What to do: Give the number of lines in the data that hold the word "мене", and nothing else.

Data supplied:
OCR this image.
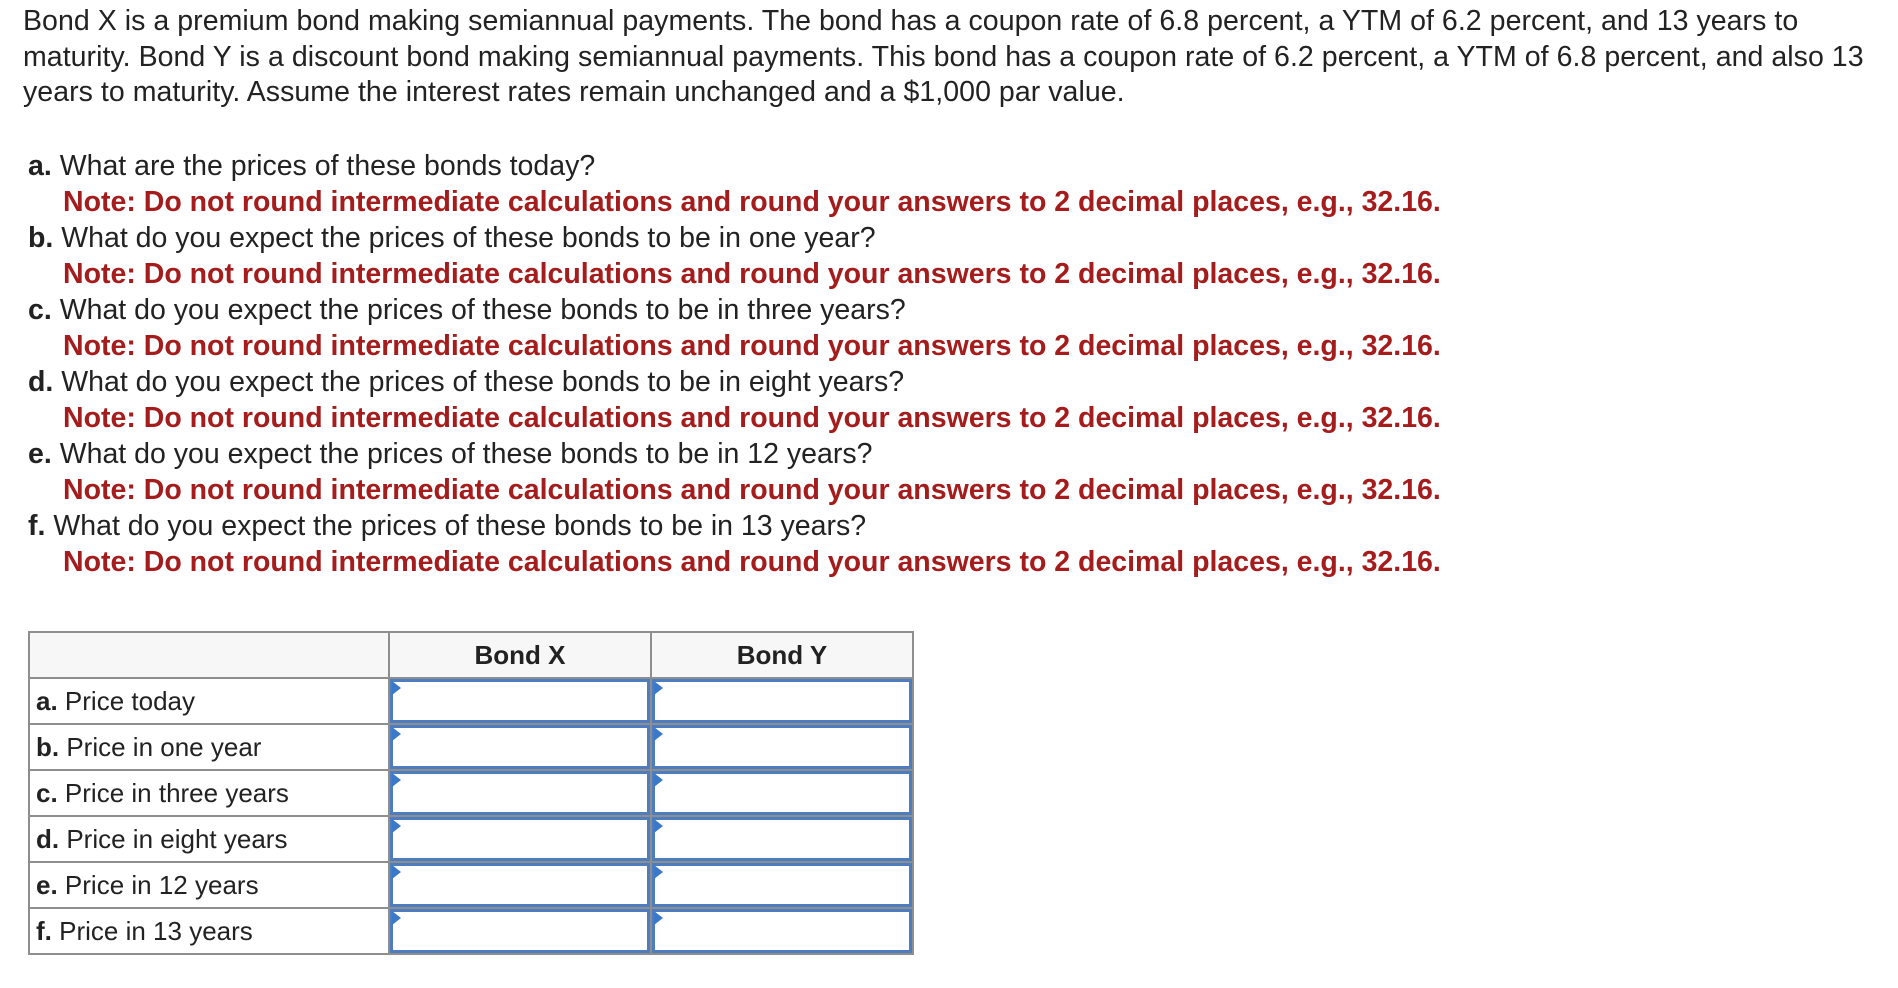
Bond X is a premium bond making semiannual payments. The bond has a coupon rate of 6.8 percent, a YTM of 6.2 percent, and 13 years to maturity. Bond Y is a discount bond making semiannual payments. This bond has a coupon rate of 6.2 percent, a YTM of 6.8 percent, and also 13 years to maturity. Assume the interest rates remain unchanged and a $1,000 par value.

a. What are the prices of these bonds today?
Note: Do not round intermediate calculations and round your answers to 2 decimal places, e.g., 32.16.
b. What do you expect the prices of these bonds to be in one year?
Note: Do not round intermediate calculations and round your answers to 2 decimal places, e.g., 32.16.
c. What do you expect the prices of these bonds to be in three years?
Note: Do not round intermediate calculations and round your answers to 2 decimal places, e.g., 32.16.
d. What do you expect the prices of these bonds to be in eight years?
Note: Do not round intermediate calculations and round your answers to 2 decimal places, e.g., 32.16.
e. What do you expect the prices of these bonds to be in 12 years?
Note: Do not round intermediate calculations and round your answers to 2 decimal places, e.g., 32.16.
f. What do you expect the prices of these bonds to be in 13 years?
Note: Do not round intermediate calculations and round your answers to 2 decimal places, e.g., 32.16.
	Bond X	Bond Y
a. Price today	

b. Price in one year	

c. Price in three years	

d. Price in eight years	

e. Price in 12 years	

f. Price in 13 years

==

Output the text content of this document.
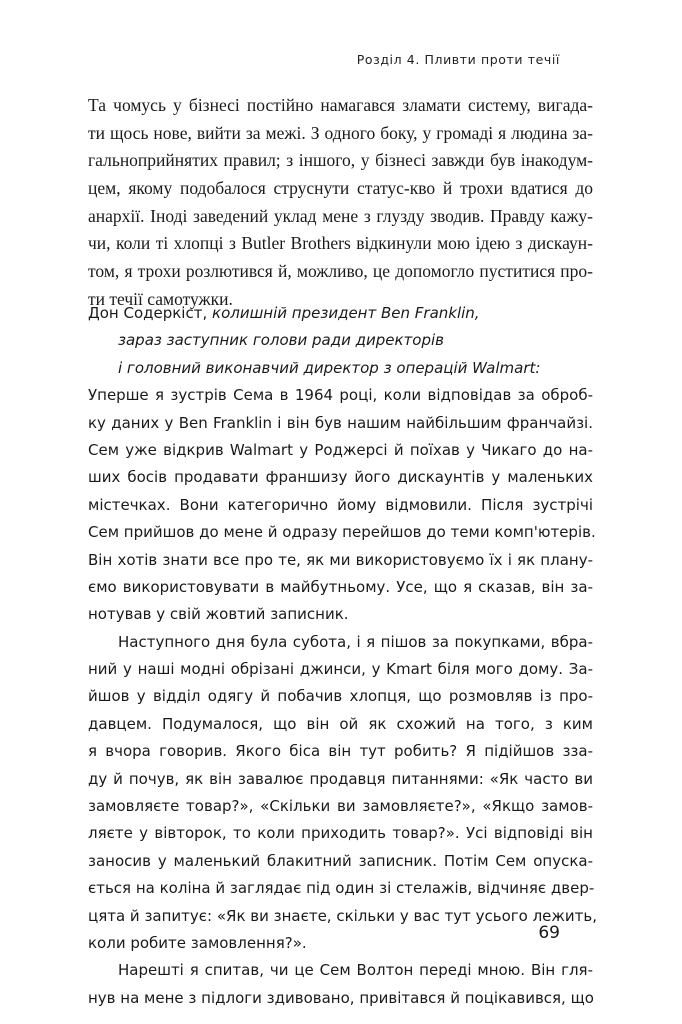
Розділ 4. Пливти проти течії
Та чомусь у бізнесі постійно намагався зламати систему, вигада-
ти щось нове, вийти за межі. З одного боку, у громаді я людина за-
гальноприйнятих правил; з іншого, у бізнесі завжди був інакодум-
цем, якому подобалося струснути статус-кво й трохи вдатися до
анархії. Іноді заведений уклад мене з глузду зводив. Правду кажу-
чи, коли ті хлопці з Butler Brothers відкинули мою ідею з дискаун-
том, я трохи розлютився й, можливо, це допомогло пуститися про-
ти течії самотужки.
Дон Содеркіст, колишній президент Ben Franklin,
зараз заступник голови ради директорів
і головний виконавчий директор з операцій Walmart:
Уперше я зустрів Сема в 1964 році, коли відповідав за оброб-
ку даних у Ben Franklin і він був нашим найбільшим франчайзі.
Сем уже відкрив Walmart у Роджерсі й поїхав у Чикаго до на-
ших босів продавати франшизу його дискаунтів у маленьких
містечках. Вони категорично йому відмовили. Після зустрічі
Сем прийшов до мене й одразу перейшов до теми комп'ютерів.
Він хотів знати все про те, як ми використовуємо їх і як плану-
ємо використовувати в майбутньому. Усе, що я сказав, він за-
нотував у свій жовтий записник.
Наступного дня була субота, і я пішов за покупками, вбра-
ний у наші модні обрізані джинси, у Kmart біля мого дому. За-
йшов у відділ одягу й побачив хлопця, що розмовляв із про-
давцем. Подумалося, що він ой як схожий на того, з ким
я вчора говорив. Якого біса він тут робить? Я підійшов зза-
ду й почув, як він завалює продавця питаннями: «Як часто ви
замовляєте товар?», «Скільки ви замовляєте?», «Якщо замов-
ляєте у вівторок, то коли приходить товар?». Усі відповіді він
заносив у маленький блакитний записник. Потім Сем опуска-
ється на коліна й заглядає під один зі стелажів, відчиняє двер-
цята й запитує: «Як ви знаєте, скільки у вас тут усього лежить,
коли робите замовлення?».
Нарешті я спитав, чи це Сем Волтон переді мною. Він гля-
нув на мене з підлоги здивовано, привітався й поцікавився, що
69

Result for this task: 3